*Stated exercise*
Format the rows as a JSON list of strings, one per line, leaving out blank lines. Include only the rows from the start up to and including the line with "degrees-radio[interactable] [638,127,649,138]".

*The records*
## Begin

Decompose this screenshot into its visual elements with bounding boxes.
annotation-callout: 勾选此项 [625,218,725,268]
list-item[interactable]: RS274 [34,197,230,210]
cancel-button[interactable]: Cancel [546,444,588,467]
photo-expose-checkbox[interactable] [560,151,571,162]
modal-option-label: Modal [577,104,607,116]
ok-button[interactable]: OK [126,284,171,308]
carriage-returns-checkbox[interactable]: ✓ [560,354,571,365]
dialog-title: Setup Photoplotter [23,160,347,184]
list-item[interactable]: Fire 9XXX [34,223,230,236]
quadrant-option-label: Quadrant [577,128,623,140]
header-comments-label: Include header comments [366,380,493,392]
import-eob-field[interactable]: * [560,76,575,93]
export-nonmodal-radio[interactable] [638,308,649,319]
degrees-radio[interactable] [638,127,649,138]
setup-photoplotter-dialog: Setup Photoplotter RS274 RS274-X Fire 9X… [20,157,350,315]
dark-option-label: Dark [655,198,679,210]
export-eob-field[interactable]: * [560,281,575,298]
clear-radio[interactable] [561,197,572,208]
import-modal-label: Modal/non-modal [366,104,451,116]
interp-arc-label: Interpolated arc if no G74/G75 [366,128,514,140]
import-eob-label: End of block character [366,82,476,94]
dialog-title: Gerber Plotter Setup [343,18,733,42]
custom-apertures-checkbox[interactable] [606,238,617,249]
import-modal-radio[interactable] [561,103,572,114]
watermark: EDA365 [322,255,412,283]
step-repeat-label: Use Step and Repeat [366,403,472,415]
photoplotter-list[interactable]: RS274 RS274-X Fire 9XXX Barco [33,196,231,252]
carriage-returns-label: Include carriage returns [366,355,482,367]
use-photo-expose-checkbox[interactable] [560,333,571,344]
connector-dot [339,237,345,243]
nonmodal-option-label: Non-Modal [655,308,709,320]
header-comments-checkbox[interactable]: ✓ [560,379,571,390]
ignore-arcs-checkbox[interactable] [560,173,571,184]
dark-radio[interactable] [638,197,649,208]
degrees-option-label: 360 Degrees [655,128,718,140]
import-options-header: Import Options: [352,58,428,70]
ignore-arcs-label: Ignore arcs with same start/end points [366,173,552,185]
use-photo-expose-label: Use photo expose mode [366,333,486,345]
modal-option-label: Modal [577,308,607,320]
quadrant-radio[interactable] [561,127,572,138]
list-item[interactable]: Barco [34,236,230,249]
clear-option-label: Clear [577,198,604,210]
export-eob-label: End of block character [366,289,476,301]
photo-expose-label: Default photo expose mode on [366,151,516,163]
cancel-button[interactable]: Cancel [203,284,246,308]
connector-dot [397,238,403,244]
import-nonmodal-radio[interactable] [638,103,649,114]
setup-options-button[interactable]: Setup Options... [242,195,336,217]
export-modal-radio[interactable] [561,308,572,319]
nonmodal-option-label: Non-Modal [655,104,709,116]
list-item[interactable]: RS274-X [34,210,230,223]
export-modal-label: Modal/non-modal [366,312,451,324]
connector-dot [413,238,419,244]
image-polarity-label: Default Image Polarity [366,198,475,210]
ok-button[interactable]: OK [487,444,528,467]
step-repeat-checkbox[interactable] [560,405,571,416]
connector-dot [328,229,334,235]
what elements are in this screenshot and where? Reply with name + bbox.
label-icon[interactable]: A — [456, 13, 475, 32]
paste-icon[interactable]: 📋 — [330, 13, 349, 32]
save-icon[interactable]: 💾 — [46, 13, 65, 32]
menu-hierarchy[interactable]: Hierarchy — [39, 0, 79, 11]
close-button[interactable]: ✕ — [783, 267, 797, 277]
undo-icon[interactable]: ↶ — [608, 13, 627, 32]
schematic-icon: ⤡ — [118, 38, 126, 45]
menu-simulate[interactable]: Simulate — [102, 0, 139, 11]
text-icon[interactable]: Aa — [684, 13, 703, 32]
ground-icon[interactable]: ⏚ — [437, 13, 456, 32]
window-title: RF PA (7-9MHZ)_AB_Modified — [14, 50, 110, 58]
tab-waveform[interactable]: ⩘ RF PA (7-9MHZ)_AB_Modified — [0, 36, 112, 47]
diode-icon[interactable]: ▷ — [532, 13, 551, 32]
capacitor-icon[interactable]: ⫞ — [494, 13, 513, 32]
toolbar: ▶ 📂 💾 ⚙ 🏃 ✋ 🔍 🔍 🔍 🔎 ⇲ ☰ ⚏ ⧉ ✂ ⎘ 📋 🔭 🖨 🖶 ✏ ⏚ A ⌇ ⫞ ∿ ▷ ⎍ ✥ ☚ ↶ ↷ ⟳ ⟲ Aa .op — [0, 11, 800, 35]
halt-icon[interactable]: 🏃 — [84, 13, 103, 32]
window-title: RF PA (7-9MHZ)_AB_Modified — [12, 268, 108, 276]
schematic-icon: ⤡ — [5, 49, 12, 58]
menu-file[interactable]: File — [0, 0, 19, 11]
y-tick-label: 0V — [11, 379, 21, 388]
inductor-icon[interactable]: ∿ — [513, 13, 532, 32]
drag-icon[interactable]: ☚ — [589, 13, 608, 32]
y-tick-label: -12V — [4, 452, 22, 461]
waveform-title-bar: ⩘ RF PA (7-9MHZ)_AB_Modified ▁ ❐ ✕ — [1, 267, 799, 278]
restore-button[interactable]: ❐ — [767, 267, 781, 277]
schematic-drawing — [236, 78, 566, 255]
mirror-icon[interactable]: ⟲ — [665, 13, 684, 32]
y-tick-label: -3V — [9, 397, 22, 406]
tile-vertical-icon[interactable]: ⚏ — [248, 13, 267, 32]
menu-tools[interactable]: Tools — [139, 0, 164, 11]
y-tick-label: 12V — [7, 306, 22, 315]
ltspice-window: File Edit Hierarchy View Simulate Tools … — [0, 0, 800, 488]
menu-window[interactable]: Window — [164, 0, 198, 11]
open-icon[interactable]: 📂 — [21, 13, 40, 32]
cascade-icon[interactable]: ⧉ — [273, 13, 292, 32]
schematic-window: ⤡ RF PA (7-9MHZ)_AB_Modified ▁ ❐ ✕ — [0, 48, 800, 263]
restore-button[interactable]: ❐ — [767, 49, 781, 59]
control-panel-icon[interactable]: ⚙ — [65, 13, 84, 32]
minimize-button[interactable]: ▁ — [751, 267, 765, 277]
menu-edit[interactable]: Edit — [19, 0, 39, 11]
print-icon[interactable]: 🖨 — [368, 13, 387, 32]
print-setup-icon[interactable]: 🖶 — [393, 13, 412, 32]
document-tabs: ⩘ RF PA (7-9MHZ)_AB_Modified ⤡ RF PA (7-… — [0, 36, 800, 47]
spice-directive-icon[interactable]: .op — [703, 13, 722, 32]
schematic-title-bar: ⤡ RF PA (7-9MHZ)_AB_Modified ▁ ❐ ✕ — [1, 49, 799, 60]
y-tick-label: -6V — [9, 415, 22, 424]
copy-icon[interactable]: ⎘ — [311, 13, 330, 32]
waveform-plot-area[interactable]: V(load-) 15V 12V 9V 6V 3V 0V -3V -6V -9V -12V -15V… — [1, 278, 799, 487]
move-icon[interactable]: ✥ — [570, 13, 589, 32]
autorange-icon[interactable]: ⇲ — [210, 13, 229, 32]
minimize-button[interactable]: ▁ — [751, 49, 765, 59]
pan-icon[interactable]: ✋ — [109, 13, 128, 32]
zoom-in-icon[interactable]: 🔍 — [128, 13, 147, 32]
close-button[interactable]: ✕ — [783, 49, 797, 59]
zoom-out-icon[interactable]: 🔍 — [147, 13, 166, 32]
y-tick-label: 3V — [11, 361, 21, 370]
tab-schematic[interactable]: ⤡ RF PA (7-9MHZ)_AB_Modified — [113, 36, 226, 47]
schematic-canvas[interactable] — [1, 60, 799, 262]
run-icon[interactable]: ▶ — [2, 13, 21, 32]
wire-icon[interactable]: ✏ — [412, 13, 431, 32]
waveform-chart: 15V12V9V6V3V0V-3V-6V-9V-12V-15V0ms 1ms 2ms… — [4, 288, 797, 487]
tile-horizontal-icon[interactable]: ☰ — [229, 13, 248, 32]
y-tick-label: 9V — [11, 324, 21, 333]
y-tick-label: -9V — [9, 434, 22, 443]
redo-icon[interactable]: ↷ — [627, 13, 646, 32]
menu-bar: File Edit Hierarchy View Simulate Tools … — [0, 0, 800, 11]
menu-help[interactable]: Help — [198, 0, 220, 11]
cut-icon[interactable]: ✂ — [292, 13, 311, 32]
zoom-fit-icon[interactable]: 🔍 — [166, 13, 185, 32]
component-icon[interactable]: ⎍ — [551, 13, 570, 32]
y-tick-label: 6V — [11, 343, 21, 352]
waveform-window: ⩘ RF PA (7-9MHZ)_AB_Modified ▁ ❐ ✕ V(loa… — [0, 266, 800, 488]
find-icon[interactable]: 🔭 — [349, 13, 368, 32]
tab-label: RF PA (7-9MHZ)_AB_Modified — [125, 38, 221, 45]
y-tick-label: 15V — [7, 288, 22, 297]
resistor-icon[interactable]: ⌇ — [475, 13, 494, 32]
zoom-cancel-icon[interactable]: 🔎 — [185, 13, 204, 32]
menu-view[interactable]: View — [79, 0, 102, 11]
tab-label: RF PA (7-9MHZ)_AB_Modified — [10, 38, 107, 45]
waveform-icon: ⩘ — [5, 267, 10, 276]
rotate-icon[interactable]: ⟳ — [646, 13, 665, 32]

## End

*Task result*
[
  "Decompose this screenshot into its visual elements with bounding boxes.",
  "annotation-callout: 勾选此项 [625,218,725,268]",
  "list-item[interactable]: RS274 [34,197,230,210]",
  "cancel-button[interactable]: Cancel [546,444,588,467]",
  "photo-expose-checkbox[interactable] [560,151,571,162]",
  "modal-option-label: Modal [577,104,607,116]",
  "ok-button[interactable]: OK [126,284,171,308]",
  "carriage-returns-checkbox[interactable]: ✓ [560,354,571,365]",
  "dialog-title: Setup Photoplotter [23,160,347,184]",
  "list-item[interactable]: Fire 9XXX [34,223,230,236]",
  "quadrant-option-label: Quadrant [577,128,623,140]",
  "header-comments-label: Include header comments [366,380,493,392]",
  "import-eob-field[interactable]: * [560,76,575,93]",
  "export-nonmodal-radio[interactable] [638,308,649,319]",
  "degrees-radio[interactable] [638,127,649,138]"
]